> **Extract provided**
Unfortunately, that wouldn't help because the target grid constructed by the regrid preprocessor always covers the globe completely because it has no way of knowing which bit of it you want.

malininae commented 10 months ago

why don't you extract_shape before regridding? That would shrink the data on the xy plane and the finely-gridded regridding will have an easier time

Unfortunately, that wouldn't help because the target grid constructed by the regrid preprocessor always covers the globe completely because it has no way of knowing which bit of it you want.

Plus, since I am doing extremes the edges are super important for me.

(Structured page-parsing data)
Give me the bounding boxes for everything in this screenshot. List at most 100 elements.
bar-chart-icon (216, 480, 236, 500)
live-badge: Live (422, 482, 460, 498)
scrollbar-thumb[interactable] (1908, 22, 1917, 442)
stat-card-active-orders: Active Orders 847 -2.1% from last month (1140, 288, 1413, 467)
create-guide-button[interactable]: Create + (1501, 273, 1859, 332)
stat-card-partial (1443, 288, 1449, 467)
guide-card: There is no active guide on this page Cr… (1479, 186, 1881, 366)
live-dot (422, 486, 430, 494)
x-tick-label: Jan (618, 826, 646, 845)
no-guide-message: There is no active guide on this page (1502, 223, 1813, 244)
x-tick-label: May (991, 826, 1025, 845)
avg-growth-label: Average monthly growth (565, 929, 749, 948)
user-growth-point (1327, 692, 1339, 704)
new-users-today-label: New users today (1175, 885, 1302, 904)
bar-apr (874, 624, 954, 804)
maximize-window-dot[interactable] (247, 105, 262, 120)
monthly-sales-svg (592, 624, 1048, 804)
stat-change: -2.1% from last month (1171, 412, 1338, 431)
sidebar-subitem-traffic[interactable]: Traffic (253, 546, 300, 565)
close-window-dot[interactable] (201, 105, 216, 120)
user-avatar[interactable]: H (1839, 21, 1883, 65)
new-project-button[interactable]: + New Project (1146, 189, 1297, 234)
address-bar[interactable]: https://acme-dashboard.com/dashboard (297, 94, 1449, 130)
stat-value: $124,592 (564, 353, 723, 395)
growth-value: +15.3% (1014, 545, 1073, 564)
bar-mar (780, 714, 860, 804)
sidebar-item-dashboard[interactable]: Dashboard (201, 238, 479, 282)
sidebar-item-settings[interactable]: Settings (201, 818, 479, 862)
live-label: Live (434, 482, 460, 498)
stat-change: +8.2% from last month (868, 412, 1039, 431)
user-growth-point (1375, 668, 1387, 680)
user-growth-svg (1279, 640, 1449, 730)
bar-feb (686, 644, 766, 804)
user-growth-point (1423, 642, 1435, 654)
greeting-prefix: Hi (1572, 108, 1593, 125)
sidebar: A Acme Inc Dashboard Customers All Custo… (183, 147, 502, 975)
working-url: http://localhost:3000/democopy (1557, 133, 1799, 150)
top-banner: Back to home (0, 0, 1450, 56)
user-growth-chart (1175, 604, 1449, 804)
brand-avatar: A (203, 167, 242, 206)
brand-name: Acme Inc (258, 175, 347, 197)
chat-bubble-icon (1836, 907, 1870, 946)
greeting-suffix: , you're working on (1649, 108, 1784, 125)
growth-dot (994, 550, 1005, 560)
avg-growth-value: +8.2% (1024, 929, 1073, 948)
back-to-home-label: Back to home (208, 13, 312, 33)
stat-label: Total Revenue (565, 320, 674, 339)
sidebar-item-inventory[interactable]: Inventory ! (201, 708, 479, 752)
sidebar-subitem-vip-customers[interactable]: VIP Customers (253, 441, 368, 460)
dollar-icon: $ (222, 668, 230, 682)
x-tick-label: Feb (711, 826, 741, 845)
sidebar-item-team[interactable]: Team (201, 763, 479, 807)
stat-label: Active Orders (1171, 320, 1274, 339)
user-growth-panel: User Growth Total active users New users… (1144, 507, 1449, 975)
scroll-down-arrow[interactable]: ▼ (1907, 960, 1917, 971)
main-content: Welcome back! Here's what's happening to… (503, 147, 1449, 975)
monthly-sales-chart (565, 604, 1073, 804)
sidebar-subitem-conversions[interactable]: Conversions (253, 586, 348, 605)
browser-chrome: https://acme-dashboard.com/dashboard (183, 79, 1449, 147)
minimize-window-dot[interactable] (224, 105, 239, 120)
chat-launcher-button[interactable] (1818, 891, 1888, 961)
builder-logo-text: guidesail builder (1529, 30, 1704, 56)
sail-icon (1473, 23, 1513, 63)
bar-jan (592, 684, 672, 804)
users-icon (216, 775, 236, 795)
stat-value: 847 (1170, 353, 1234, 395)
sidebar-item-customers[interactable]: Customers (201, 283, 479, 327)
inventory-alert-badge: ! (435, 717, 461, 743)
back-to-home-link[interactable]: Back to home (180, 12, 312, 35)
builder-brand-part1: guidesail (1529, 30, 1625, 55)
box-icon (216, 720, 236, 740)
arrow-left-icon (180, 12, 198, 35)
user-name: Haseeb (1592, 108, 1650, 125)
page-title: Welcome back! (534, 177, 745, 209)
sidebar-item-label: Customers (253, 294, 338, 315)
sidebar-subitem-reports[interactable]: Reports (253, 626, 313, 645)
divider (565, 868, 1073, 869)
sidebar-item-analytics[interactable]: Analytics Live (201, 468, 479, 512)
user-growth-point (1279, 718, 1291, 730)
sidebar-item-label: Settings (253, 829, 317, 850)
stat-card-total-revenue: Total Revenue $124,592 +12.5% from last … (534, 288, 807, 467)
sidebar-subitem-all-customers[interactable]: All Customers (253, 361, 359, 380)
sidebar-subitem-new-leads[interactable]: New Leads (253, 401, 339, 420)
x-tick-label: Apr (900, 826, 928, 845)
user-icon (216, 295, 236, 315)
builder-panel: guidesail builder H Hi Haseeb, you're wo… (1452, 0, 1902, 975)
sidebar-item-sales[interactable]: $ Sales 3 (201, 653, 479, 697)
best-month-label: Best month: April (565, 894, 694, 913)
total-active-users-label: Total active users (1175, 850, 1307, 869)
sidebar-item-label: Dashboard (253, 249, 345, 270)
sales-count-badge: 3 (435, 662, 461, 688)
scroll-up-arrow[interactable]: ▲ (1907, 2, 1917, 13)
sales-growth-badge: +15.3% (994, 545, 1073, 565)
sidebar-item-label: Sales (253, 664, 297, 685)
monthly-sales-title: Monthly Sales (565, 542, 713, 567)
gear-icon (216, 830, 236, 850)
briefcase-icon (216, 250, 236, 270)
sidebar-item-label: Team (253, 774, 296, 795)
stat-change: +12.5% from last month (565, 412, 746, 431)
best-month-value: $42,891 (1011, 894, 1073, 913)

> **Action item A**
Retype the regridding discussion word for word, beginning at the words "malininae commented 10" and stopping after "important for me.".
> **Action item B**
Write what comes next in the regridding discussion, picking up after its last sentence.

> **Output A**
malininae commented 10 months ago

why don't you extract_shape before regridding? That would shrink the data on the xy plane and the finely-gridded regridding will have an easier time

Unfortunately, that wouldn't help because the target grid constructed by the regrid preprocessor always covers the globe completely because it has no way of knowing which bit of it you want.

Plus, since I am doing extremes the edges are super important for me.

> **Output B**
malininae commented 10 months ago

Following the discussion during the November 2023 monthly meeting, here's the monster recipe which I was talking about. I'm analyzing high-resolution HighResMIP sub-daily data. I have an access to the monster computer with up to 445Gb memory per processes, however I have only 3 hours per process. What I ended up doing, I ran each of the variable groups in a separate recipe, since it takes a 2:26 hours and astonishing 248Gb to run a variable group. You can see an example of a log file for one of the groups here. I tried combining the outputs using the --resume_from option but since the recipes were slightly different, I got an error. I ended up just manually modifying my settings.yml.

To answer some questions upfront, the wind derivation is done lazily, I double checked when I created the function. The only option I see in easing the wind derivation, create separate variable uas_sq = uas**2 and vas_sq=vas**2. Here is the link for the pull request with the branch with the wind derivation function.

bouweandela commented 10 months ago

Thanks for sharing, I'll have a look! Could you also upload the shapefile here so I can run the recipe?

malininae commented 10 months ago

Thanks for sharing, I'll have a look! Could you also upload the shapefile here so I can run the recipe?

Oops, sorry! I couldn't attach it here, I put it into my google drive and set the permissions so everyone with the link can view it, let me know if you can't access it.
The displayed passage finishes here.